Extracted entries:
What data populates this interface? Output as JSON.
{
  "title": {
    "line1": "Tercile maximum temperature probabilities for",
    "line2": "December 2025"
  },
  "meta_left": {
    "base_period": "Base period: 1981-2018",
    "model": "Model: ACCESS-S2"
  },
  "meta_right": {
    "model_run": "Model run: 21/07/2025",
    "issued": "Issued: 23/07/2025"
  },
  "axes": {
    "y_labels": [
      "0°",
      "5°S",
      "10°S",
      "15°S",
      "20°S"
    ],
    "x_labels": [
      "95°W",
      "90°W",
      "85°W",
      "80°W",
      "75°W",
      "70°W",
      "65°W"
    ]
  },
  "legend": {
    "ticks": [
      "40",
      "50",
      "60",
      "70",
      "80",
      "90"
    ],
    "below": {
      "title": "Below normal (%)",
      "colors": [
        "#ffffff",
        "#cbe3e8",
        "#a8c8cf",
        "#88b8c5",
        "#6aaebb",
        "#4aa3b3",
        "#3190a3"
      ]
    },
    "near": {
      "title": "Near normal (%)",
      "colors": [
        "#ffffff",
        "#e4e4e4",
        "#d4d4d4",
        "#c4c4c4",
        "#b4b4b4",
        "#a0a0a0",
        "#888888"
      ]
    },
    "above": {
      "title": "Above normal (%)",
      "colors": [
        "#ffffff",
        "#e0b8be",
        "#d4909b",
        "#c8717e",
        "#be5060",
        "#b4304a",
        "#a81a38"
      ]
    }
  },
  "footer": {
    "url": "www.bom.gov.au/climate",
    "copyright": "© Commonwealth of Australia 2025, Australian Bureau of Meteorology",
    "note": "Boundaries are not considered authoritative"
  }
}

Exercise aim:
Look through the entries above and list every line containing "title".

Task result:
  "title": {
      "title": "Below normal (%)",
      "title": "Near normal (%)",
      "title": "Above normal (%)",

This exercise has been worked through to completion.